TASK
Look for the string "count" in the lines and copy each line that has it.

■ ■ ■ ■ ■

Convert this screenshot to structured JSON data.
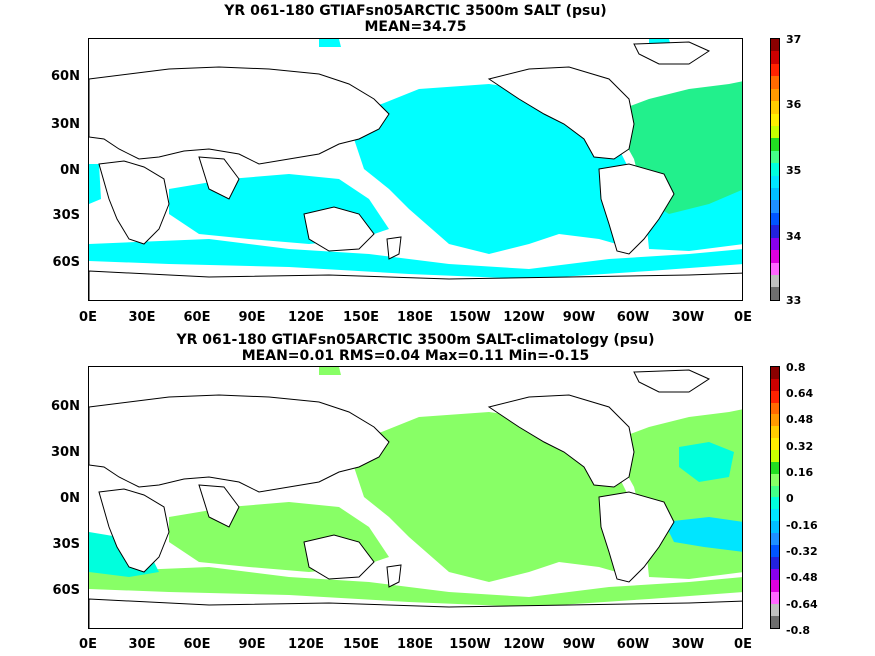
{
  "top": {
    "title_line1": "YR 061-180 GTIAFsn05ARCTIC 3500m SALT (psu)",
    "title_line2": "MEAN=34.75",
    "colorbar_labels": [
      "37",
      "36",
      "35",
      "34",
      "33"
    ],
    "colorbar_colors": [
      "#8b0000",
      "#cc0000",
      "#ff2200",
      "#ff6a00",
      "#ff9900",
      "#ffcc00",
      "#ffee00",
      "#c8ff00",
      "#22dd22",
      "#44ff88",
      "#00ffdd",
      "#00e5ff",
      "#00bfff",
      "#1e90ff",
      "#0055ff",
      "#2222dd",
      "#8800ee",
      "#dd00dd",
      "#ff66ff",
      "#c0c0c0",
      "#6e6e6e"
    ]
  },
  "bottom": {
    "title_line1": "YR 061-180 GTIAFsn05ARCTIC 3500m SALT-climatology (psu)",
    "title_line2": "MEAN=0.01   RMS=0.04   Max=0.11   Min=-0.15",
    "colorbar_labels": [
      "0.8",
      "0.64",
      "0.48",
      "0.32",
      "0.16",
      "0",
      "-0.16",
      "-0.32",
      "-0.48",
      "-0.64",
      "-0.8"
    ],
    "colorbar_colors": [
      "#8b0000",
      "#cc0000",
      "#ff2200",
      "#ff6a00",
      "#ff9900",
      "#ffcc00",
      "#ffee00",
      "#c8ff00",
      "#22dd22",
      "#88ff66",
      "#44ff88",
      "#00ffdd",
      "#00e5ff",
      "#00bfff",
      "#1e90ff",
      "#0055ff",
      "#2222dd",
      "#8800ee",
      "#dd00dd",
      "#ff66ff",
      "#c0c0c0",
      "#6e6e6e"
    ]
  },
  "lat_labels": [
    "60N",
    "30N",
    "0N",
    "30S",
    "60S"
  ],
  "lon_labels": [
    "0E",
    "30E",
    "60E",
    "90E",
    "120E",
    "150E",
    "180E",
    "150W",
    "120W",
    "90W",
    "60W",
    "30W",
    "0E"
  ],
  "colors": {
    "ocean_top": "#00ffff",
    "atlantic_top": "#22f08c",
    "ocean_bottom": "#88ff66",
    "anomaly_neg": "#00ffdd",
    "anomaly_neg2": "#00e5ff"
  }
}
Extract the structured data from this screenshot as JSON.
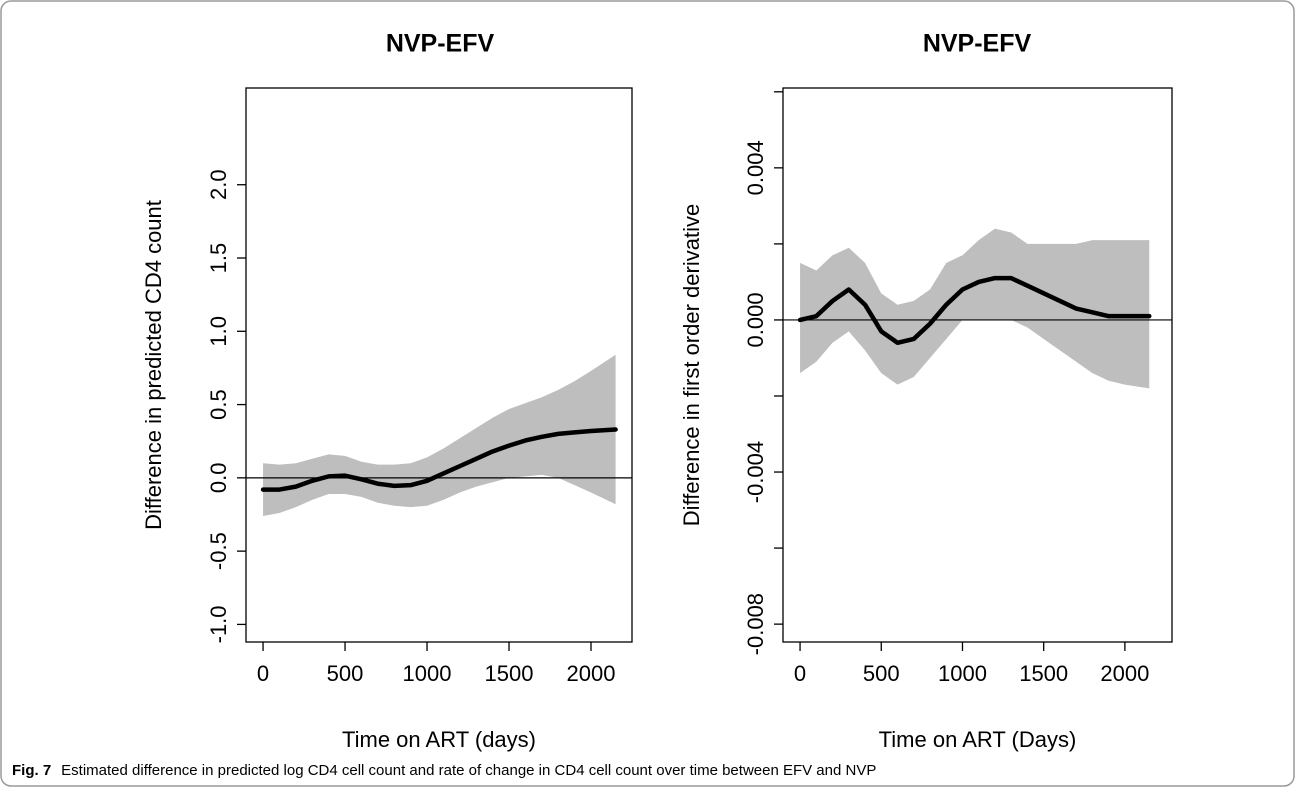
{
  "chart_data": [
    {
      "type": "line",
      "title": "NVP-EFV",
      "x_label": "Time on ART (days)",
      "y_label": "Difference in predicted CD4 count",
      "xlim": [
        -104,
        2250
      ],
      "ylim": [
        -1.12,
        2.66
      ],
      "xticks": [
        0,
        500,
        1000,
        1500,
        2000
      ],
      "yticks": [
        {
          "value": -1,
          "label": "-1.0"
        },
        -0.5,
        {
          "value": 0,
          "label": "0.0"
        },
        0.5,
        {
          "value": 1,
          "label": "1.0"
        },
        1.5,
        {
          "value": 2,
          "label": "2.0"
        }
      ],
      "hline": 0,
      "line_color": "#000000",
      "band_color": "#bebebe",
      "x": [
        0,
        100,
        200,
        300,
        400,
        500,
        600,
        700,
        800,
        900,
        1000,
        1100,
        1200,
        1300,
        1400,
        1500,
        1600,
        1700,
        1800,
        1900,
        2000,
        2150
      ],
      "values": [
        -0.08,
        -0.08,
        -0.06,
        -0.02,
        0.01,
        0.015,
        -0.01,
        -0.04,
        -0.055,
        -0.05,
        -0.02,
        0.03,
        0.08,
        0.13,
        0.18,
        0.22,
        0.255,
        0.28,
        0.3,
        0.31,
        0.32,
        0.33
      ],
      "upper": [
        0.1,
        0.09,
        0.1,
        0.13,
        0.16,
        0.15,
        0.11,
        0.09,
        0.09,
        0.1,
        0.14,
        0.2,
        0.27,
        0.34,
        0.41,
        0.47,
        0.51,
        0.55,
        0.6,
        0.66,
        0.73,
        0.84
      ],
      "lower": [
        -0.26,
        -0.24,
        -0.2,
        -0.15,
        -0.11,
        -0.11,
        -0.13,
        -0.17,
        -0.19,
        -0.2,
        -0.19,
        -0.15,
        -0.1,
        -0.06,
        -0.03,
        0.0,
        0.01,
        0.02,
        0.0,
        -0.05,
        -0.1,
        -0.18
      ]
    },
    {
      "type": "line",
      "title": "NVP-EFV",
      "x_label": "Time on ART (Days)",
      "y_label": "Difference in first order derivative",
      "xlim": [
        -105,
        2290
      ],
      "ylim": [
        -0.00847,
        0.0061
      ],
      "xticks": [
        0,
        500,
        1000,
        1500,
        2000
      ],
      "yticks": [
        -0.008,
        -0.004,
        {
          "value": 0,
          "label": "0.000"
        },
        0.004
      ],
      "yminor_ticks": [
        -0.006,
        -0.002,
        0.002,
        0.006
      ],
      "hline": 0,
      "line_color": "#000000",
      "band_color": "#bebebe",
      "x": [
        0,
        100,
        200,
        300,
        400,
        500,
        600,
        700,
        800,
        900,
        1000,
        1100,
        1200,
        1300,
        1400,
        1500,
        1600,
        1700,
        1800,
        1900,
        2000,
        2150
      ],
      "values": [
        0.0,
        0.0001,
        0.0005,
        0.0008,
        0.0004,
        -0.0003,
        -0.0006,
        -0.0005,
        -0.0001,
        0.0004,
        0.0008,
        0.001,
        0.0011,
        0.0011,
        0.0009,
        0.0007,
        0.0005,
        0.0003,
        0.0002,
        0.0001,
        0.0001,
        0.0001
      ],
      "upper": [
        0.0015,
        0.0013,
        0.0017,
        0.0019,
        0.0015,
        0.0007,
        0.0004,
        0.0005,
        0.0008,
        0.0015,
        0.0017,
        0.0021,
        0.0024,
        0.0023,
        0.002,
        0.002,
        0.002,
        0.002,
        0.0021,
        0.0021,
        0.0021,
        0.0021
      ],
      "lower": [
        -0.0014,
        -0.0011,
        -0.0006,
        -0.0003,
        -0.0008,
        -0.0014,
        -0.0017,
        -0.0015,
        -0.001,
        -0.0005,
        0.0,
        0.0,
        0.0,
        0.0,
        -0.0002,
        -0.0005,
        -0.0008,
        -0.0011,
        -0.0014,
        -0.0016,
        -0.0017,
        -0.0018
      ]
    }
  ],
  "caption": {
    "label": "Fig. 7",
    "text": "Estimated difference in predicted log CD4 cell count and rate of change in CD4 cell count over time between EFV and NVP"
  }
}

■ ■ ■ ■ ■

EXERCISE SOLUTION
      "y_label": "Difference in predicted CD4 count",
    "text": "Estimated difference in predicted log CD4 cell count and rate of change in CD4 cell count over time between EFV and NVP"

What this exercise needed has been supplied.